-- BEGIN --

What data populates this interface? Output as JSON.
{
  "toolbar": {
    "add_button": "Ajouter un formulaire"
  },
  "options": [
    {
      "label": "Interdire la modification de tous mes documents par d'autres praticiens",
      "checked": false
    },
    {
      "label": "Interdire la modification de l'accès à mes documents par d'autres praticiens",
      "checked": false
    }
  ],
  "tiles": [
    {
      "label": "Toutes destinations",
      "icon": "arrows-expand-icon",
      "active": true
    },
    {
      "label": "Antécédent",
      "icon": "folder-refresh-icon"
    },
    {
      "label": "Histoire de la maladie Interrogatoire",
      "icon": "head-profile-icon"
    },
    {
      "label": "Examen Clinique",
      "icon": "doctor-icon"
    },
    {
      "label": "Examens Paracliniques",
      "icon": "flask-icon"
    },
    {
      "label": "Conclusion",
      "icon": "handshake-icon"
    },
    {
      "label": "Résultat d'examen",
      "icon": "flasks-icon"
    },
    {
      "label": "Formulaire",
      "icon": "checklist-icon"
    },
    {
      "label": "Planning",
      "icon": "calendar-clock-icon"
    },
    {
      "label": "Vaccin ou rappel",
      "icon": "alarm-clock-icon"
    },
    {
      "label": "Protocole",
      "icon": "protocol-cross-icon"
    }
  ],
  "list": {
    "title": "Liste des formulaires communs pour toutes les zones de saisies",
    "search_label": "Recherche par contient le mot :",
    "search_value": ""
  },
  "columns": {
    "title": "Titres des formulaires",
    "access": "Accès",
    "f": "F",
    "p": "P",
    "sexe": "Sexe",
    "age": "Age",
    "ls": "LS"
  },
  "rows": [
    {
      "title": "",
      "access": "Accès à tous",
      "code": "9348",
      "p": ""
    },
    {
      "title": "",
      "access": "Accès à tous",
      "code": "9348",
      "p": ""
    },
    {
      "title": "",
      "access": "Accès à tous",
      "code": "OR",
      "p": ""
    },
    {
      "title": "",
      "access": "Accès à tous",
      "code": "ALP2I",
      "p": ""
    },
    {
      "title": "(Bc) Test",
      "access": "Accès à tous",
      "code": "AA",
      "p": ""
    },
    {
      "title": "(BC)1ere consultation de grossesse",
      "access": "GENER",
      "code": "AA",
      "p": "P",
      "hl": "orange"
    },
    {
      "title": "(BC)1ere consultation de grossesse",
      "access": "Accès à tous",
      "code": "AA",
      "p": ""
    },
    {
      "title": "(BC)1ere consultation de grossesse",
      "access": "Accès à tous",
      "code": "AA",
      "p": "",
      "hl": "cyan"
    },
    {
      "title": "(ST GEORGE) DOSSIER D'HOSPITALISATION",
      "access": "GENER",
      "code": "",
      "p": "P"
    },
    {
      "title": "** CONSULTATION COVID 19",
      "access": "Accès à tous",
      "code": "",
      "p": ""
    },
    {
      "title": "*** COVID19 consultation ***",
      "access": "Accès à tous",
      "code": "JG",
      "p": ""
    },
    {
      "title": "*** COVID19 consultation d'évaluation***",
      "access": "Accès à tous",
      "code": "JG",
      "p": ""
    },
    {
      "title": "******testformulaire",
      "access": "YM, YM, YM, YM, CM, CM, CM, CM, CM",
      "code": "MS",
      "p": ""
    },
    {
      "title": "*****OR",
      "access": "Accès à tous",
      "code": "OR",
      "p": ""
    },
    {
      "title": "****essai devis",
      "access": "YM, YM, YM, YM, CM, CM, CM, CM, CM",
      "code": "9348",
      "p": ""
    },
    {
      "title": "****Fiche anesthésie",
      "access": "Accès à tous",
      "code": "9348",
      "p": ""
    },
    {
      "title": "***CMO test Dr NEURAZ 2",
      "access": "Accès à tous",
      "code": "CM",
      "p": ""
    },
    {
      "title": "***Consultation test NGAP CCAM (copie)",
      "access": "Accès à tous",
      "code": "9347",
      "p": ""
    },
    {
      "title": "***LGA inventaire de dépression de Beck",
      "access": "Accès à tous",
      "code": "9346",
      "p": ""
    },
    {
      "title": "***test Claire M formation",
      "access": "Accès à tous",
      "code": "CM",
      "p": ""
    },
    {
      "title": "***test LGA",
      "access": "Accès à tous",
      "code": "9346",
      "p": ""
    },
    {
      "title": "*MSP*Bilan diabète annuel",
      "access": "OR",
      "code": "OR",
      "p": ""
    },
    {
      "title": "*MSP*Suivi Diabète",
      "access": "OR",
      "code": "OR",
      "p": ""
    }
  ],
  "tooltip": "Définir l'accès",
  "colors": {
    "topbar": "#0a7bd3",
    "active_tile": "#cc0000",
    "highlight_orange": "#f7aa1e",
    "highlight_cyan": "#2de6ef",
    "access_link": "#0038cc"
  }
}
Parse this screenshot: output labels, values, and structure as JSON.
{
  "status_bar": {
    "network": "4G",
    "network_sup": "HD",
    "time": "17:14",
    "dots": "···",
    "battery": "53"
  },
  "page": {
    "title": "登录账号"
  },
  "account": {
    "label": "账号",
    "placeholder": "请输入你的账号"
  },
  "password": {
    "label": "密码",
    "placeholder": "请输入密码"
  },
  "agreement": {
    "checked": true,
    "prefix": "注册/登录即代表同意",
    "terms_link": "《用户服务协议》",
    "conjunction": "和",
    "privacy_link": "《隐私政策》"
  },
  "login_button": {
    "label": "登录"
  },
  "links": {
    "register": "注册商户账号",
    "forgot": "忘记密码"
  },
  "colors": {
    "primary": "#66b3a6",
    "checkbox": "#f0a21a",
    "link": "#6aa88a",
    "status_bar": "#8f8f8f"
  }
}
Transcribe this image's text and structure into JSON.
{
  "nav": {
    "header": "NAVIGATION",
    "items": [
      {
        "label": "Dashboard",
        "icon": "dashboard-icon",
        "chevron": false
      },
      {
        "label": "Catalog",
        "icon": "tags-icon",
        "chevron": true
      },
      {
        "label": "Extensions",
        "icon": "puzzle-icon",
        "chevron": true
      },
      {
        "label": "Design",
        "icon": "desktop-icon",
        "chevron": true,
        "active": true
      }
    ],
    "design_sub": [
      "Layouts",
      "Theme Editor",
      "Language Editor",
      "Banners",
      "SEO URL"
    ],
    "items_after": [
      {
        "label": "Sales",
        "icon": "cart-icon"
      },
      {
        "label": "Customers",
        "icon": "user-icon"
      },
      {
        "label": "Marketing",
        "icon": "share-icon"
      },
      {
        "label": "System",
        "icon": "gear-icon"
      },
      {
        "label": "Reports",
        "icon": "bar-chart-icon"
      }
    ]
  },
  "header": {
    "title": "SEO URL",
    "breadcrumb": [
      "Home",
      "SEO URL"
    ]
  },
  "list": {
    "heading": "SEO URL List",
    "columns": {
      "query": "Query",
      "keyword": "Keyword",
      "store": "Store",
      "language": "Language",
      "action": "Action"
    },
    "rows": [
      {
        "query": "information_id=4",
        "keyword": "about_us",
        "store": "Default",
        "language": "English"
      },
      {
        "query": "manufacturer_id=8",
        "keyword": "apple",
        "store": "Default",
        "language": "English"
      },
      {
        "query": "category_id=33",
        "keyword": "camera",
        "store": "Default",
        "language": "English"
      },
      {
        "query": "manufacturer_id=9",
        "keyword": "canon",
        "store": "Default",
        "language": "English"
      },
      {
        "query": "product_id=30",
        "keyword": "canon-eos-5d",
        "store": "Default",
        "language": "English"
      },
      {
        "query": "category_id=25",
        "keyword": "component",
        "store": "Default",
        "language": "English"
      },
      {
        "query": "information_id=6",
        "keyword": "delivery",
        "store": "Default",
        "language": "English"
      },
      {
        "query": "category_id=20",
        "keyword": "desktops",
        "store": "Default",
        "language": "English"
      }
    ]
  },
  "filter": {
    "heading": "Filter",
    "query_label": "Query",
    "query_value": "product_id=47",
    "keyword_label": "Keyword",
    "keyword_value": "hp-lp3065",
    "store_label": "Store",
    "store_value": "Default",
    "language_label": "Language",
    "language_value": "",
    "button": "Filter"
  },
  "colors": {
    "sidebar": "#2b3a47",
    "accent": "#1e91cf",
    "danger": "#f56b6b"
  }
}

-- END --

*Requirement:* Only the number is required: the count of lines containing the word "true".

*Result for this exercise:* 6